What you have to do
Return each line containing "macaque".

————

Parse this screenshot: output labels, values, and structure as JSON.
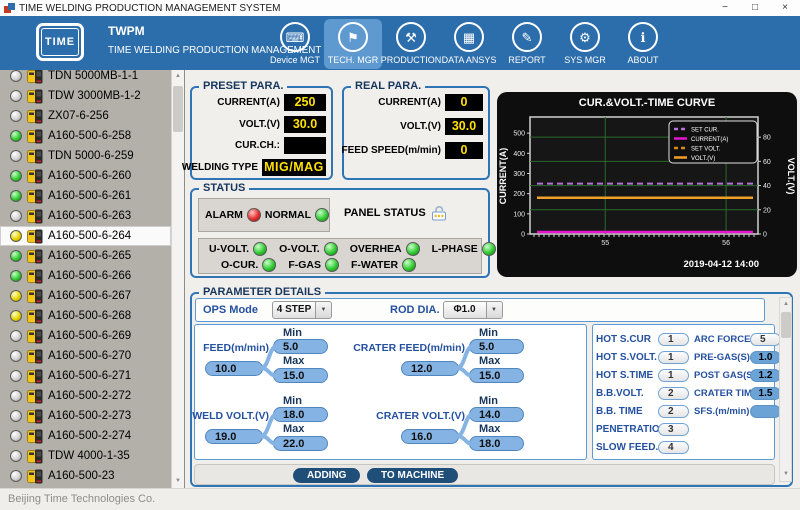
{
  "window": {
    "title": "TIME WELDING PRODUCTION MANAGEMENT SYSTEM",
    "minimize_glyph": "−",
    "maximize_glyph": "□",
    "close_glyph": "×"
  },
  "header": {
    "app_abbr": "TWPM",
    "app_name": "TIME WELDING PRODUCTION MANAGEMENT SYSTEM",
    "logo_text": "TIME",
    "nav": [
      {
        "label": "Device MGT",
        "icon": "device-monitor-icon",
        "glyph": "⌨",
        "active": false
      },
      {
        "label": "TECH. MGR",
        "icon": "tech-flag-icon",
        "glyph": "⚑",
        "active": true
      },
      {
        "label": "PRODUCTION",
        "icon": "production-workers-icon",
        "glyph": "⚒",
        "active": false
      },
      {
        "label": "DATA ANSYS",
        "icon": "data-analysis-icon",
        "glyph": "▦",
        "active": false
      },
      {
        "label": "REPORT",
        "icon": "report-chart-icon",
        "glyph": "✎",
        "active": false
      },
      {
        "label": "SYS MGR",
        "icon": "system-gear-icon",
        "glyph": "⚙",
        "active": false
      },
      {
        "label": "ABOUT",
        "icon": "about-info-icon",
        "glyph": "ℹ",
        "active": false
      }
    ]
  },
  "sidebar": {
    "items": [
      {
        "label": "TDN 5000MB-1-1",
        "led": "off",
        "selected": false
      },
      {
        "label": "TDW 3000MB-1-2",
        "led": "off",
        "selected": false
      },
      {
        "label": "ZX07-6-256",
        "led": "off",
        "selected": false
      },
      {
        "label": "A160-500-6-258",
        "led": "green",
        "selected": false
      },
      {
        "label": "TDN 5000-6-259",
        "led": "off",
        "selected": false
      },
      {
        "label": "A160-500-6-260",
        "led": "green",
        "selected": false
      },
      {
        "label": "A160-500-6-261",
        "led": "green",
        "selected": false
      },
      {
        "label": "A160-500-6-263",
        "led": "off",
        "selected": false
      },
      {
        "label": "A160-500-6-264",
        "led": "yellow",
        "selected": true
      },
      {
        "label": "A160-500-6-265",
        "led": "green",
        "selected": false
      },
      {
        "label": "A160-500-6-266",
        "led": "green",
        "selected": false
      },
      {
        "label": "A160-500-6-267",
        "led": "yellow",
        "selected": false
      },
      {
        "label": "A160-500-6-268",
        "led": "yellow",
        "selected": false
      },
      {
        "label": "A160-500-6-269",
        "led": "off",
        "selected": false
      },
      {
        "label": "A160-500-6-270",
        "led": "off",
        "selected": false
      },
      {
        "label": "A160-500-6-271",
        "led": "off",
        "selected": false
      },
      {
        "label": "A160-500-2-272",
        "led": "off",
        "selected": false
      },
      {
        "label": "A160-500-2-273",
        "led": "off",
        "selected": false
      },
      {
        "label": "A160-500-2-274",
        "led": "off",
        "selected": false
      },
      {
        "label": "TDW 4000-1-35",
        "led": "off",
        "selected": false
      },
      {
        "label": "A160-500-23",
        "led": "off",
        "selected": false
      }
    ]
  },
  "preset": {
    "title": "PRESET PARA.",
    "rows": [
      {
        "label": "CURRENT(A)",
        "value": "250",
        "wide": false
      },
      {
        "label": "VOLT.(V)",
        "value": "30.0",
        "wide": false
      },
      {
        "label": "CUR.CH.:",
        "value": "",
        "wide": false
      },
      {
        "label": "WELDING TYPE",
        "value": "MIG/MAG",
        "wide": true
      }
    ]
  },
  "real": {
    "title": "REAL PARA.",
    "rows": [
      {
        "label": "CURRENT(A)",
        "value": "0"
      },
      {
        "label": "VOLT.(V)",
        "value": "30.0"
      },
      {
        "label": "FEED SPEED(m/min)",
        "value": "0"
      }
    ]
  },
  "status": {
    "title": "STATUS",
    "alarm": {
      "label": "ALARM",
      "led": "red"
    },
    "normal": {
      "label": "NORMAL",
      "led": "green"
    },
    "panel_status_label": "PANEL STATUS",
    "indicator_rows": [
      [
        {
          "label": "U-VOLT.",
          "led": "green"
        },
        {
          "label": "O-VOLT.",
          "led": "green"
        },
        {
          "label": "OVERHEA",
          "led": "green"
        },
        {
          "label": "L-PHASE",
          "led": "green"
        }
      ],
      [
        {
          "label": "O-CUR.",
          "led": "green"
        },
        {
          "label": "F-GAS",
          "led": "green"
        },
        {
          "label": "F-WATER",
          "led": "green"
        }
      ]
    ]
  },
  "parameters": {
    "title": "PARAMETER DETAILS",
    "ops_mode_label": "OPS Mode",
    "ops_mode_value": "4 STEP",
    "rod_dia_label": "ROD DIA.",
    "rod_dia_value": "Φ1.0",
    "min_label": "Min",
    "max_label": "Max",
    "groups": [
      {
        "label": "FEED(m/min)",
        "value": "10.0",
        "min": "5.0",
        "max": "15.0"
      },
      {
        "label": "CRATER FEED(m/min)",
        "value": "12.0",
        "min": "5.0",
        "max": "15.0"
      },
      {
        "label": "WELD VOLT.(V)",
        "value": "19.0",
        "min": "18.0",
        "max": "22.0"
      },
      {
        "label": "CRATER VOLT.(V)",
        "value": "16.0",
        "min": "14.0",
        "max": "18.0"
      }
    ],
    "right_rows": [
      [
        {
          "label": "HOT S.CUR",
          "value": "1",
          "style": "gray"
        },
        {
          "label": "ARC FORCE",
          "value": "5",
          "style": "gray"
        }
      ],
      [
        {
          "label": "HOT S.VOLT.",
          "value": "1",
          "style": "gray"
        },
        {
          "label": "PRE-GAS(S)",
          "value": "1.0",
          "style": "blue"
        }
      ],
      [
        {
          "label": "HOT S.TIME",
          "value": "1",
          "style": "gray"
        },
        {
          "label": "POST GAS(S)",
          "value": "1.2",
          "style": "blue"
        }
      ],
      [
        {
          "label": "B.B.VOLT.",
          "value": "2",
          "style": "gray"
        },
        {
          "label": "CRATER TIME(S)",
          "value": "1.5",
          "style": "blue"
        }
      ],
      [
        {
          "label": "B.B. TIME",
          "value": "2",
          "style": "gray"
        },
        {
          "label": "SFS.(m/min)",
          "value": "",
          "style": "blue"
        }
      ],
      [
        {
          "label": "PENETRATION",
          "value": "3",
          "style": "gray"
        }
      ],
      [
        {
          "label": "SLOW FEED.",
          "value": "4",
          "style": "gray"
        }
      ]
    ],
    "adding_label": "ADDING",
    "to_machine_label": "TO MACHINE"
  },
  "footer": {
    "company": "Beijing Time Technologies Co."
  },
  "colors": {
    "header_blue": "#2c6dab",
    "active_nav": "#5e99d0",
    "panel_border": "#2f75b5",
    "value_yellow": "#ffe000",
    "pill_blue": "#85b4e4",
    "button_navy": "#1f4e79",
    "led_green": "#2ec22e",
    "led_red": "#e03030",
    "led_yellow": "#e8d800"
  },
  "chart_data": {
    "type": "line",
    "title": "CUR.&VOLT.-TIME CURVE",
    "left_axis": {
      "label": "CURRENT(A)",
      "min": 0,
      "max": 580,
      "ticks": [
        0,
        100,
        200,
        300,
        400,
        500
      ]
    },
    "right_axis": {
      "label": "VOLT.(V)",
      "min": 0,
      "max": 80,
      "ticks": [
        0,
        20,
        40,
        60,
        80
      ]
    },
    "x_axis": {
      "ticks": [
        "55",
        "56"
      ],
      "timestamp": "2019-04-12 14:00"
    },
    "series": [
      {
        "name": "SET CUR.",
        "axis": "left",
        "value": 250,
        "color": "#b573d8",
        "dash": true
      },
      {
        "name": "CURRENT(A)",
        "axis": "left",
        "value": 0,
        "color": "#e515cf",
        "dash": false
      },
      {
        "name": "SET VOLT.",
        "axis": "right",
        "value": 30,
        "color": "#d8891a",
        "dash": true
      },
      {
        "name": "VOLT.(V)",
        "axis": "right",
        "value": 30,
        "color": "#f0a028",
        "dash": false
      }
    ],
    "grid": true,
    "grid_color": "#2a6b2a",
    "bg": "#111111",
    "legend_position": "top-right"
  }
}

————

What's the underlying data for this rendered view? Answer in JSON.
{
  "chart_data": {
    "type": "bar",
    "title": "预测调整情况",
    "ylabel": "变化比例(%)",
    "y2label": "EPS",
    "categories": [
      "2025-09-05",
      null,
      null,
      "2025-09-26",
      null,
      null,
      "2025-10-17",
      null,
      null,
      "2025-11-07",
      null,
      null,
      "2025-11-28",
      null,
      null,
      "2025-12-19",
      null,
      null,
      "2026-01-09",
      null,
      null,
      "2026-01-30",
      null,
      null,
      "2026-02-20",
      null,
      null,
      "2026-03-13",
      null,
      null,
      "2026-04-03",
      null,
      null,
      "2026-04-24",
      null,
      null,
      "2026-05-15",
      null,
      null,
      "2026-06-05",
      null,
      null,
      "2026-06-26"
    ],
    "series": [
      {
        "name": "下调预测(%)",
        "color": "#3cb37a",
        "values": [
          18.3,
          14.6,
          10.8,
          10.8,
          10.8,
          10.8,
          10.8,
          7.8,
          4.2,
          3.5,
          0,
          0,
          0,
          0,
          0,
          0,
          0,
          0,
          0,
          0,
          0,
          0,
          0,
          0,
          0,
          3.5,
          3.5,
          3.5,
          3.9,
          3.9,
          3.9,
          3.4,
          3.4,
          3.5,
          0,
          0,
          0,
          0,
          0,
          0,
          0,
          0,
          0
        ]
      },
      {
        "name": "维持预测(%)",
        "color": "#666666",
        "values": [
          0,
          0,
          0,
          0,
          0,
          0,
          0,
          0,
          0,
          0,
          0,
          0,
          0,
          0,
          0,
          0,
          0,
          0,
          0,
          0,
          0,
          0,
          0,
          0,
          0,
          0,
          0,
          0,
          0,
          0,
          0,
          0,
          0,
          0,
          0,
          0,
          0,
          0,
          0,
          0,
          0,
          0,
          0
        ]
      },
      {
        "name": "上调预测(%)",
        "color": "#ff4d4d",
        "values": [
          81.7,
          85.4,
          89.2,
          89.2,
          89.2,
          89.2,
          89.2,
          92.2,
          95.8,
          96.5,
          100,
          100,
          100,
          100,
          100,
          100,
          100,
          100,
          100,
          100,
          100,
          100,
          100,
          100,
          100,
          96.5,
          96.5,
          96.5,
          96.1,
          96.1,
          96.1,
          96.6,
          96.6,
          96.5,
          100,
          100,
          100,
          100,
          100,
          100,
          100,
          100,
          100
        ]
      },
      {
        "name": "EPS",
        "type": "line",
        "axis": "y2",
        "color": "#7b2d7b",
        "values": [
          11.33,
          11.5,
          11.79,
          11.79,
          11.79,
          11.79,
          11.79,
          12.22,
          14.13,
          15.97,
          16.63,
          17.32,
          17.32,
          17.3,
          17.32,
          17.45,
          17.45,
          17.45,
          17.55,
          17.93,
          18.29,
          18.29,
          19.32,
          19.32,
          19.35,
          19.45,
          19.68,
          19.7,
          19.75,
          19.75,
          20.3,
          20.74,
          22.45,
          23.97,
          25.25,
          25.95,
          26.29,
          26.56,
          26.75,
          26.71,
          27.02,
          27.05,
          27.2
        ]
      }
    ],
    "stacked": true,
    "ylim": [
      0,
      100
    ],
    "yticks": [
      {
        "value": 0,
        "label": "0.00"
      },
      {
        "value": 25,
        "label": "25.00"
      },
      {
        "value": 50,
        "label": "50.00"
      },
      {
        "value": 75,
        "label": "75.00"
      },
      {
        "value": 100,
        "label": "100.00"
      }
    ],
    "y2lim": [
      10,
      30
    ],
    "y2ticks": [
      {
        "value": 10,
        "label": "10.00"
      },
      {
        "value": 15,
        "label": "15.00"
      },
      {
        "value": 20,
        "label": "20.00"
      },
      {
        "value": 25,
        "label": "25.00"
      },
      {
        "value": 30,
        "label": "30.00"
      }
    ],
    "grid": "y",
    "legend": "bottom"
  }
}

————

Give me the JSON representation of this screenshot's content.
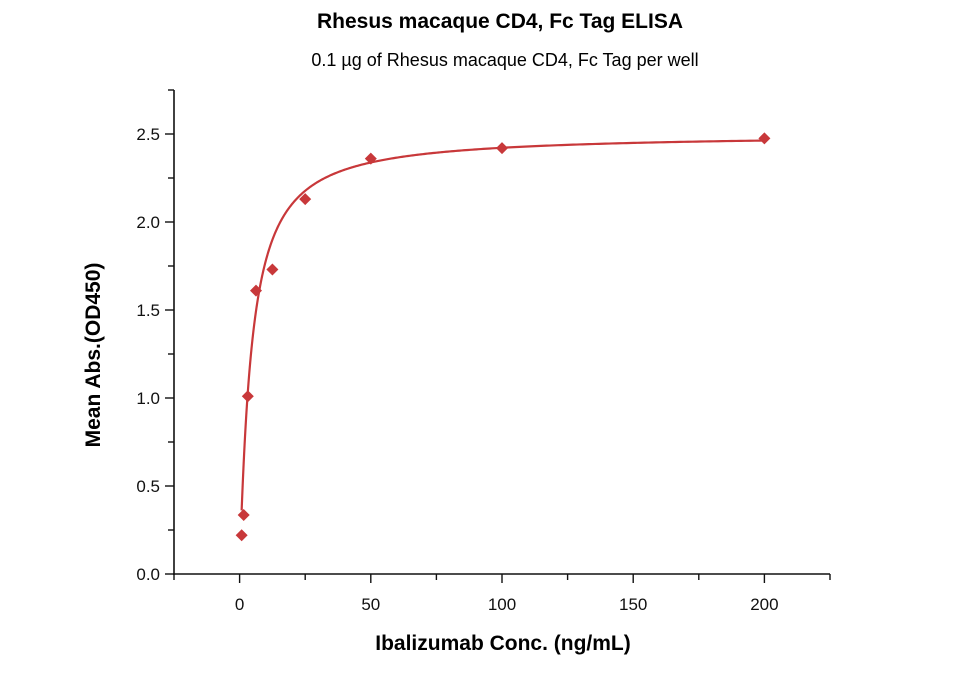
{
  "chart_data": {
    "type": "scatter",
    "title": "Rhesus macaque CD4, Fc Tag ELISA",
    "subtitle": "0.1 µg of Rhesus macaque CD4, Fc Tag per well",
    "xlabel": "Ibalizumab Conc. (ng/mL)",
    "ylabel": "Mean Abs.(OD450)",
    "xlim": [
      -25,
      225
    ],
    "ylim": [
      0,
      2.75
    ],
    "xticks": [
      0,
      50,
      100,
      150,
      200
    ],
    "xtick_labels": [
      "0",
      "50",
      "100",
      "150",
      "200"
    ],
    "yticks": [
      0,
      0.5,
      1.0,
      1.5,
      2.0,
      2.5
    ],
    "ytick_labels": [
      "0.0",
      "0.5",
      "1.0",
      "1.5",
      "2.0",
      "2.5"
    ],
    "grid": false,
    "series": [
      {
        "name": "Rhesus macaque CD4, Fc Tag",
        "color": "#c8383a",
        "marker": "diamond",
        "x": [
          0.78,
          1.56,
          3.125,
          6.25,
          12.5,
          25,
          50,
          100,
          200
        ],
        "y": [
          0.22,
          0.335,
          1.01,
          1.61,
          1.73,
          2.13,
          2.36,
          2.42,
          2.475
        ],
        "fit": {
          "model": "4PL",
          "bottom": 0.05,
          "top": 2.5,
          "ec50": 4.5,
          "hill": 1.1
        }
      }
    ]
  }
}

————

Result
    "title": "Rhesus macaque CD4, Fc Tag ELISA",
    "subtitle": "0.1 µg of Rhesus macaque CD4, Fc Tag per well",
        "name": "Rhesus macaque CD4, Fc Tag",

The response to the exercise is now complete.